Dataset rows

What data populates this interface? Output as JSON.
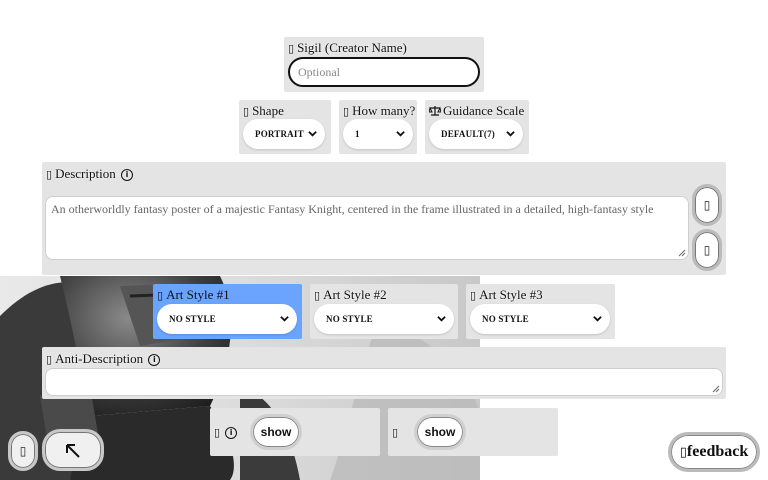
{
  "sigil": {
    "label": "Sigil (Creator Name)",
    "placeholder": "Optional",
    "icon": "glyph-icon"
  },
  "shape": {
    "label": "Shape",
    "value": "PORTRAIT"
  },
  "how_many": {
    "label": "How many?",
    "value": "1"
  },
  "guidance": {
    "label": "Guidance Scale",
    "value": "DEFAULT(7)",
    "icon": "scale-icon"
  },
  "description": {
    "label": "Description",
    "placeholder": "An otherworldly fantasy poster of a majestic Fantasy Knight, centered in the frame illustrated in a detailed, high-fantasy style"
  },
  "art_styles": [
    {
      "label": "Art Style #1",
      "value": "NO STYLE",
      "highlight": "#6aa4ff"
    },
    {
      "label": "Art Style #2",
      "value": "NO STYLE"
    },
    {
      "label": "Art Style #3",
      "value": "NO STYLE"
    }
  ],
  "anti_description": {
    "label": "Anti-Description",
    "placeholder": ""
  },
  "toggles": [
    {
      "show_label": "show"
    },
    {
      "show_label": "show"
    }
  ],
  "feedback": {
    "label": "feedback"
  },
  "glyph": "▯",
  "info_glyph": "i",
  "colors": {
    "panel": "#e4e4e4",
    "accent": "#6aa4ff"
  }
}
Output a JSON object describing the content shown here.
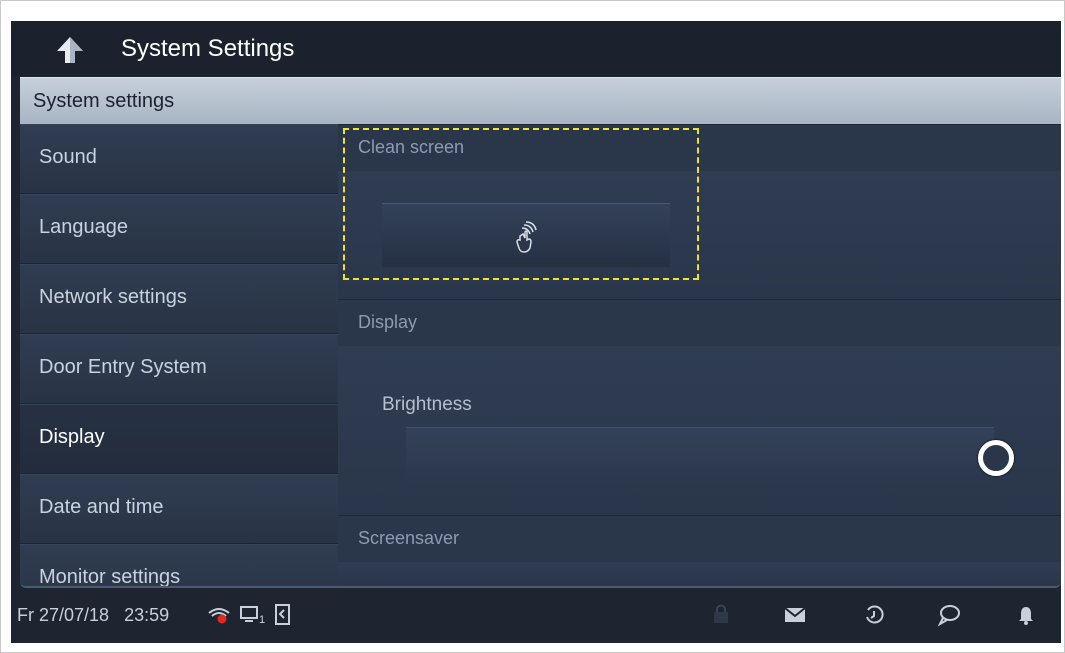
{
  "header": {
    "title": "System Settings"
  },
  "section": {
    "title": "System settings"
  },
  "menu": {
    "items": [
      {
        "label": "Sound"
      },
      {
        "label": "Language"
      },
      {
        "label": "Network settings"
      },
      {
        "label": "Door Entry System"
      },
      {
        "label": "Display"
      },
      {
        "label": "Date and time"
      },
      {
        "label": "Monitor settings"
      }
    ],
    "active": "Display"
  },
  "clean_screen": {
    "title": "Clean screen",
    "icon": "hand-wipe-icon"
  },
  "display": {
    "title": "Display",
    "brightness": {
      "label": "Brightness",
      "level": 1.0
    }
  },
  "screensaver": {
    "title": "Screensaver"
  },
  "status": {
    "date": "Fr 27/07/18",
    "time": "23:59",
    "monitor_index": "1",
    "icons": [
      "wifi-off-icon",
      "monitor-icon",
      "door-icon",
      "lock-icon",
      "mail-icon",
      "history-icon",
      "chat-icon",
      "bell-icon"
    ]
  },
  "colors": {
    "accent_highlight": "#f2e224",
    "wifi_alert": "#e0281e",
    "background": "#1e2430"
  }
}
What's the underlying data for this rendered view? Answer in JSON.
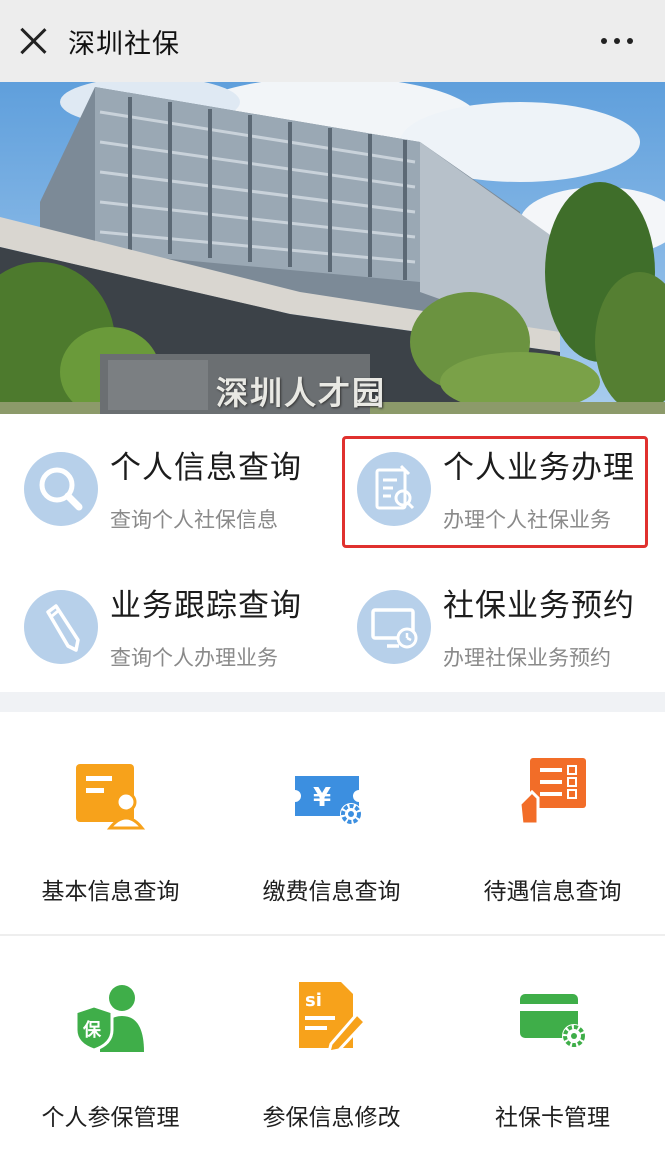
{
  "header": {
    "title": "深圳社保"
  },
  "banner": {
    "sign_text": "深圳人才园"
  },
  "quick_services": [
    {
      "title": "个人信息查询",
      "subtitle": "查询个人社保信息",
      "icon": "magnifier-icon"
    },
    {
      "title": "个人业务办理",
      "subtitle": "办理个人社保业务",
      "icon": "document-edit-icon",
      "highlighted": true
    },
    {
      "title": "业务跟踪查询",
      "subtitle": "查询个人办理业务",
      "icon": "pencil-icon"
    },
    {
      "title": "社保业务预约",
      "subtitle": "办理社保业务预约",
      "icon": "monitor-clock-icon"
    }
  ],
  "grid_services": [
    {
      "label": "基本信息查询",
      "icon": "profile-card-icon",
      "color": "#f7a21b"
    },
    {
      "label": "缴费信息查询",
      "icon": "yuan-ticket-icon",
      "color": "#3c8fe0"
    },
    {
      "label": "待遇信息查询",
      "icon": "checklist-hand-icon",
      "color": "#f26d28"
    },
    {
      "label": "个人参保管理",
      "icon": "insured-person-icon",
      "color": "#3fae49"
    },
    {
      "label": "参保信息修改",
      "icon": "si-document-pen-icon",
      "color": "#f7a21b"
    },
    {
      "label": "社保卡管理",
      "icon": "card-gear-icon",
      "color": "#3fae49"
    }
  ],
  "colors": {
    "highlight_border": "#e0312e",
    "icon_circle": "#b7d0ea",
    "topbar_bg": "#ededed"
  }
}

--

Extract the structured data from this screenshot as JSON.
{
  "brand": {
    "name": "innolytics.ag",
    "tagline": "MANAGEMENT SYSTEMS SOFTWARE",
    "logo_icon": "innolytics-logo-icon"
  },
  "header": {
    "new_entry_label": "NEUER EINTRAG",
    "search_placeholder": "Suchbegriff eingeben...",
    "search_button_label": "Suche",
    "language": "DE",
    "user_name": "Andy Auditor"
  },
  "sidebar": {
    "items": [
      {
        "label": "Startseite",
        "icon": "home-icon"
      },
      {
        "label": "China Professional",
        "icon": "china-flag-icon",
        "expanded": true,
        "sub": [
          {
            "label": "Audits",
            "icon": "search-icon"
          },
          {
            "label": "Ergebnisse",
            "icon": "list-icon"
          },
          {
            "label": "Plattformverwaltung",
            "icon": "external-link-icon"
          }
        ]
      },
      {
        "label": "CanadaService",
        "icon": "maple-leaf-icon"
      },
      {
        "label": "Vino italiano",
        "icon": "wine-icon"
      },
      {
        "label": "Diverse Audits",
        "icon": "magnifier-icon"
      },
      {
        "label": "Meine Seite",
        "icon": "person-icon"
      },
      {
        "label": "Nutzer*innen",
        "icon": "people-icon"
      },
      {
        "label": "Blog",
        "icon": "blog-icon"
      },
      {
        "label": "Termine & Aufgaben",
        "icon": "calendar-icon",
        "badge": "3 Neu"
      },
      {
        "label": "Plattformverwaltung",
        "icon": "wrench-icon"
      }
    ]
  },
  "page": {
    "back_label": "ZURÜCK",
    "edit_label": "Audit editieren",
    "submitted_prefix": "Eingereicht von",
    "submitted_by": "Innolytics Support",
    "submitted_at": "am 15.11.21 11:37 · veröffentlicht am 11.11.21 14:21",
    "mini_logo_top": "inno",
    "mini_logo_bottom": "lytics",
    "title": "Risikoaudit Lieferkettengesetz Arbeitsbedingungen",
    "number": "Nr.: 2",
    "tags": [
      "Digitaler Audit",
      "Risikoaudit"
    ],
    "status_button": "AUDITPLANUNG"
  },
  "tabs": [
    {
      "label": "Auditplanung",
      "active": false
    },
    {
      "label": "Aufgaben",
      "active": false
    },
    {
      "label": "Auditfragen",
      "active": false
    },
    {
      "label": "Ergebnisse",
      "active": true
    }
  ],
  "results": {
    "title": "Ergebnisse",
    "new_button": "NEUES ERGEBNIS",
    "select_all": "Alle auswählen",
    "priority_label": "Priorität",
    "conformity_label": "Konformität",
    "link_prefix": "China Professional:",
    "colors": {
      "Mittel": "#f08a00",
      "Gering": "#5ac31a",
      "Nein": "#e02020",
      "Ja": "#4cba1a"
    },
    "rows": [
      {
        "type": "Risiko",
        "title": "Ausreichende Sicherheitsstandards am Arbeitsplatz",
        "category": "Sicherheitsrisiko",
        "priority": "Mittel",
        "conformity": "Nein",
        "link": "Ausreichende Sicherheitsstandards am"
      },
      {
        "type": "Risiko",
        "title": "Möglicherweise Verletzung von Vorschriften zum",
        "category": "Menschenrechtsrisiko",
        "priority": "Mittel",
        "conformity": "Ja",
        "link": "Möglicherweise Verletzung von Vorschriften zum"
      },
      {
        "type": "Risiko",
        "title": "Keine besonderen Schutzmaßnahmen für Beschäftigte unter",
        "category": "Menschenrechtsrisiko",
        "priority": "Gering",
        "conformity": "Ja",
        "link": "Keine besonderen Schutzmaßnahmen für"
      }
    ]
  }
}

• [EXERCISE AIM]: Tally the lines above containing "Ergebnisse". Answer with the count only.

• [FINAL ANSWER]: 3